* start Record list *

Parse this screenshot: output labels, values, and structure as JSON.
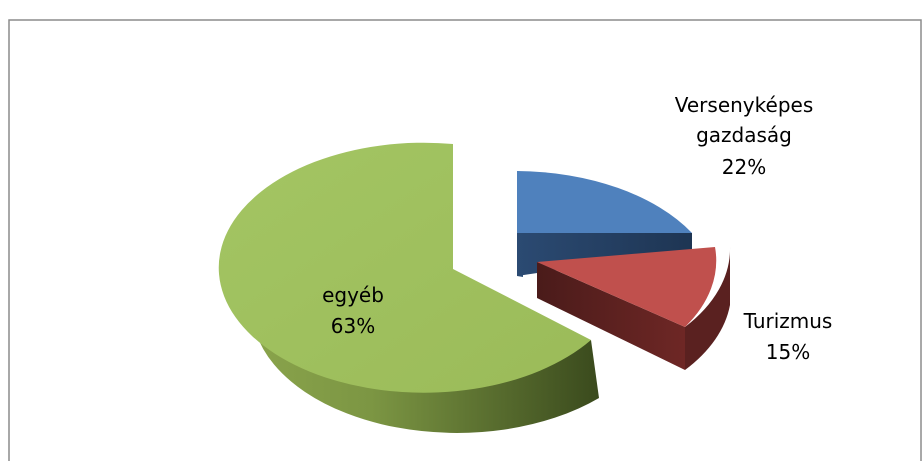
{
  "chart_data": {
    "type": "pie",
    "style": "3d-exploded",
    "legend": "none",
    "slices": [
      {
        "label_lines": [
          "Versenyképes",
          "gazdaság"
        ],
        "percent": "22%",
        "value": 22,
        "color": "#4f81bd"
      },
      {
        "label_lines": [
          "Turizmus"
        ],
        "percent": "15%",
        "value": 15,
        "color": "#c0504d"
      },
      {
        "label_lines": [
          "egyéb"
        ],
        "percent": "63%",
        "value": 63,
        "color": "#9bbb59"
      }
    ]
  }
}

* end Record list *

Problem statement — Your task is to retype all the entries exactly and leave out any pictures.

Full output —
Parse this screenshot: output labels, values, and structure as JSON.
{
  "chart_data": {
    "type": "pie",
    "style": "3d-exploded",
    "legend": "none",
    "slices": [
      {
        "label_lines": [
          "Versenyképes",
          "gazdaság"
        ],
        "percent": "22%",
        "value": 22,
        "color": "#4f81bd"
      },
      {
        "label_lines": [
          "Turizmus"
        ],
        "percent": "15%",
        "value": 15,
        "color": "#c0504d"
      },
      {
        "label_lines": [
          "egyéb"
        ],
        "percent": "63%",
        "value": 63,
        "color": "#9bbb59"
      }
    ]
  }
}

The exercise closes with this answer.